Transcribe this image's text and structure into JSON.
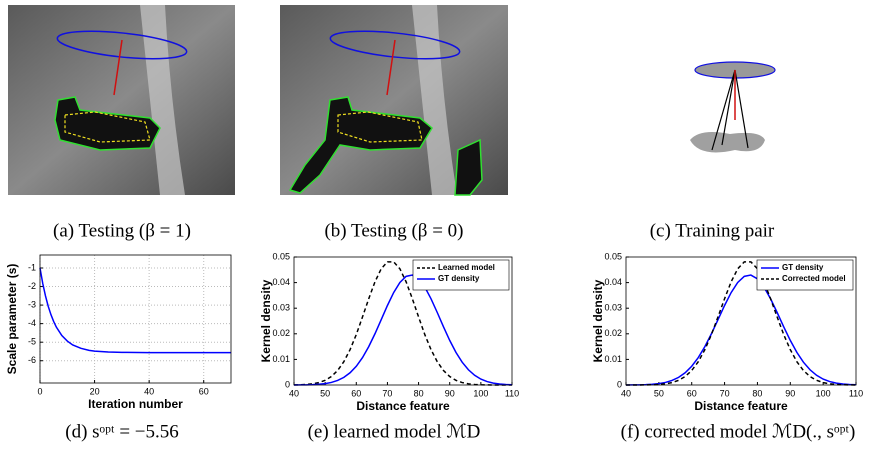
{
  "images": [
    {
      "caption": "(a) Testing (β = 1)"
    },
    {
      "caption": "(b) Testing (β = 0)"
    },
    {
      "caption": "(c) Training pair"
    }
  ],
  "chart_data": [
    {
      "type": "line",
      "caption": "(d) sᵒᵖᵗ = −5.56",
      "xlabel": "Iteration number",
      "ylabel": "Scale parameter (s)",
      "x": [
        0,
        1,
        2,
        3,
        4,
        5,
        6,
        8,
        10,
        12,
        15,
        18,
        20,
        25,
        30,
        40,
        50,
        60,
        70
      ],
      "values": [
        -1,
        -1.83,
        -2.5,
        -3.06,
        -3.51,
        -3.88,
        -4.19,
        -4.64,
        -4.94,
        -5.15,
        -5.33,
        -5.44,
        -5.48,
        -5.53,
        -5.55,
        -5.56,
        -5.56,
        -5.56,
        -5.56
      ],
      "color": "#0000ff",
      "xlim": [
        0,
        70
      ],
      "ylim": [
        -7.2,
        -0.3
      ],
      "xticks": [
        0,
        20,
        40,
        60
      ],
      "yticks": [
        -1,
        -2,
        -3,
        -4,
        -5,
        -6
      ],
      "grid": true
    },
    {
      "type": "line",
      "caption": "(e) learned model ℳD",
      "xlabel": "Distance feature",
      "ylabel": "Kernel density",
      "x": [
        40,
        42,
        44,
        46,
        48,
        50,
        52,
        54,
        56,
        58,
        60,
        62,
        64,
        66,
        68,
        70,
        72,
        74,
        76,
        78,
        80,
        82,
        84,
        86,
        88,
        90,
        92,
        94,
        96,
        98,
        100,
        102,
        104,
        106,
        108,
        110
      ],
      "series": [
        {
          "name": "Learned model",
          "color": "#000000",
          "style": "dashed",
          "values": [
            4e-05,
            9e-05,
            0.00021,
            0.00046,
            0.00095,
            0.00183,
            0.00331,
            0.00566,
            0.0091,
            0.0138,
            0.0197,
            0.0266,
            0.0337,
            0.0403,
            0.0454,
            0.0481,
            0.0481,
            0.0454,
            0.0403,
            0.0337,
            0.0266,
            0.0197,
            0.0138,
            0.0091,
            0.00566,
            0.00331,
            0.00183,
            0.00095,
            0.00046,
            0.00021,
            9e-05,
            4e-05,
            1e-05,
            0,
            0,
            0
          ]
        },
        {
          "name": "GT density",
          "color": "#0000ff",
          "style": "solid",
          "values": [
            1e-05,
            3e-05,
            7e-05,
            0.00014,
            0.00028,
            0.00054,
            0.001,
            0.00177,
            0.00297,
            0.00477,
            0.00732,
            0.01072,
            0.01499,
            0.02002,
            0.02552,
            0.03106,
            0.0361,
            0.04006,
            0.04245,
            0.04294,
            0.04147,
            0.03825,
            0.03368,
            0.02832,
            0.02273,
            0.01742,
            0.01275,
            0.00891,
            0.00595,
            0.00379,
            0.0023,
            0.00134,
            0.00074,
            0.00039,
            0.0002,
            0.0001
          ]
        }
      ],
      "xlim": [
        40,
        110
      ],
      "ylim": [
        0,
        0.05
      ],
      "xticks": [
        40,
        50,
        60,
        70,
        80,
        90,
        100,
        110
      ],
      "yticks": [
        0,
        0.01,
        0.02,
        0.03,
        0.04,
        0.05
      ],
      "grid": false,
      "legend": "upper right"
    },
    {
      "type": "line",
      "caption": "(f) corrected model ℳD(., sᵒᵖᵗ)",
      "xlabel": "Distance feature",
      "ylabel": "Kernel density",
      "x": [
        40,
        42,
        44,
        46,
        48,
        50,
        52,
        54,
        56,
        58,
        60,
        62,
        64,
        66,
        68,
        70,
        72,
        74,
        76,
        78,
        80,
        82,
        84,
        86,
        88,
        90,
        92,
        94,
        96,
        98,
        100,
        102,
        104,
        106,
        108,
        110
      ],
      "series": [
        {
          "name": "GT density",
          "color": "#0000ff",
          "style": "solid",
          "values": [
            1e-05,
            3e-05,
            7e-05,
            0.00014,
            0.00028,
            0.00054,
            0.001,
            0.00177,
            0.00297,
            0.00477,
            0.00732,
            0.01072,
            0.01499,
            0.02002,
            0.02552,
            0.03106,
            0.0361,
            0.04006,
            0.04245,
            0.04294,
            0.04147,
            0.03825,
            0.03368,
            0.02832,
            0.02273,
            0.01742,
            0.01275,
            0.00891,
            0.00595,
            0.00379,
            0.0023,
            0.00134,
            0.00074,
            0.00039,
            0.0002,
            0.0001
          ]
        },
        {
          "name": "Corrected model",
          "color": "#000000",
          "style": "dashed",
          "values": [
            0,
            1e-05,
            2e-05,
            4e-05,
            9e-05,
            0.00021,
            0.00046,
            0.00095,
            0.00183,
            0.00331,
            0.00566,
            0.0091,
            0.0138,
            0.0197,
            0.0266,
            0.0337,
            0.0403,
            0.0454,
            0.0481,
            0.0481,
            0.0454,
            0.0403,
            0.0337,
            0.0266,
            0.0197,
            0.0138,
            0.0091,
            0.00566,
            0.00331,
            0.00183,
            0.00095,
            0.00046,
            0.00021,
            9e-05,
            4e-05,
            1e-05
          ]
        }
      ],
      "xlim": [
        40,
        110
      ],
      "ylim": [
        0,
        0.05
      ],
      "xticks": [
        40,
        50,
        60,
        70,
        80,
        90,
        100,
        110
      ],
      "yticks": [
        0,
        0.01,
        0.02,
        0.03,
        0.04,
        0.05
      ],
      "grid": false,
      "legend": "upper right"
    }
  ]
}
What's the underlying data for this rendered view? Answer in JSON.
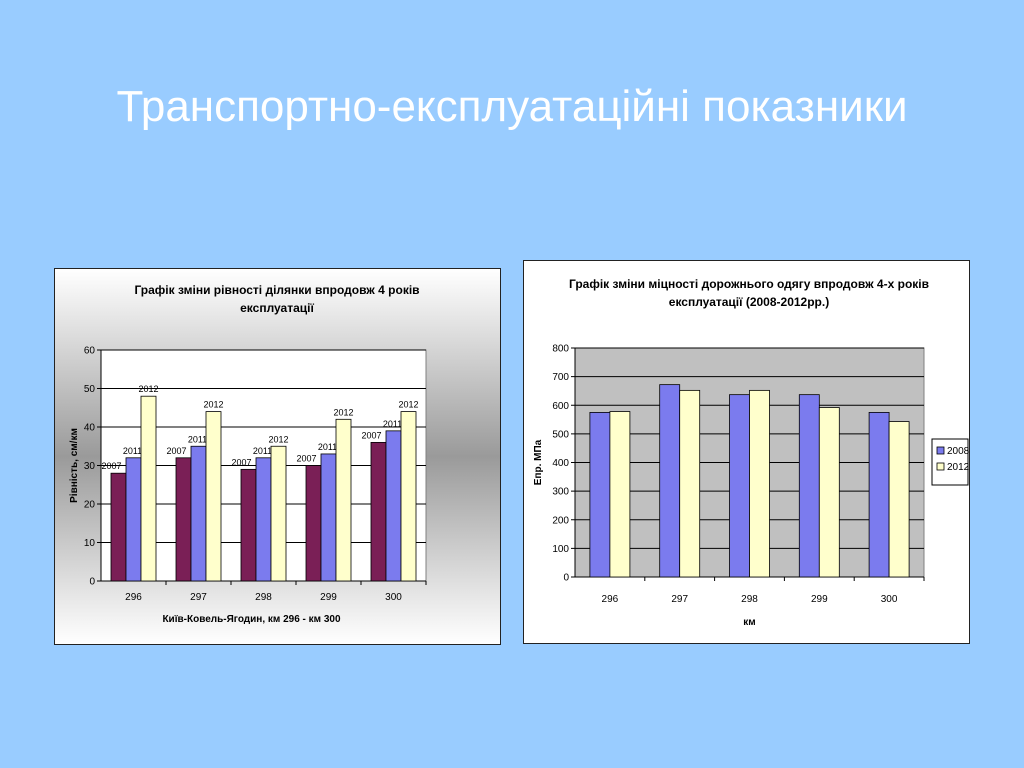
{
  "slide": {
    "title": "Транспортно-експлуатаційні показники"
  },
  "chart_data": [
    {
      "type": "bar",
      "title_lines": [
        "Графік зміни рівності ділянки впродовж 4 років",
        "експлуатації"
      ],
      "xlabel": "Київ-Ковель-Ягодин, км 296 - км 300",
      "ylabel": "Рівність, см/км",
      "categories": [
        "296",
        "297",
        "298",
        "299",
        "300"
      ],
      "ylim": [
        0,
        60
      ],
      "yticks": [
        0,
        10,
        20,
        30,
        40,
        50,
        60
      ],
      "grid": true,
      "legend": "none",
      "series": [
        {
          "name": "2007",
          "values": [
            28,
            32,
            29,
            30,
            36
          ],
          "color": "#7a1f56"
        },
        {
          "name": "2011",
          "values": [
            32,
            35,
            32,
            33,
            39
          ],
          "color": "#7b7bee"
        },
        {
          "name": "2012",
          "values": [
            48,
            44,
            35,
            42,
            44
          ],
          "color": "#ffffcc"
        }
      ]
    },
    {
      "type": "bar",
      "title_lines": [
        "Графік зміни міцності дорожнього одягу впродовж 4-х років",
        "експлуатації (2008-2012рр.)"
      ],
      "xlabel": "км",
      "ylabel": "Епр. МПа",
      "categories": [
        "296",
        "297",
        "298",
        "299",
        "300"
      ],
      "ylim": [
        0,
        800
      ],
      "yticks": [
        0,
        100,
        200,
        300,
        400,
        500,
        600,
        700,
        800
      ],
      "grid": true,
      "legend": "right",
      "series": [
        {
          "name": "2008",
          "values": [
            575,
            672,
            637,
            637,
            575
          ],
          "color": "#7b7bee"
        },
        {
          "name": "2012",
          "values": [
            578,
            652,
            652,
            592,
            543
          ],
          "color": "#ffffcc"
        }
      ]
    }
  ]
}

· · · · · · ·

Aim of the exercise:
Set out every line from the material that contains the string "впродовж".

Exercise answer:
        "Графік зміни рівності ділянки впродовж 4 років",
        "Графік зміни міцності дорожнього одягу впродовж 4-х років",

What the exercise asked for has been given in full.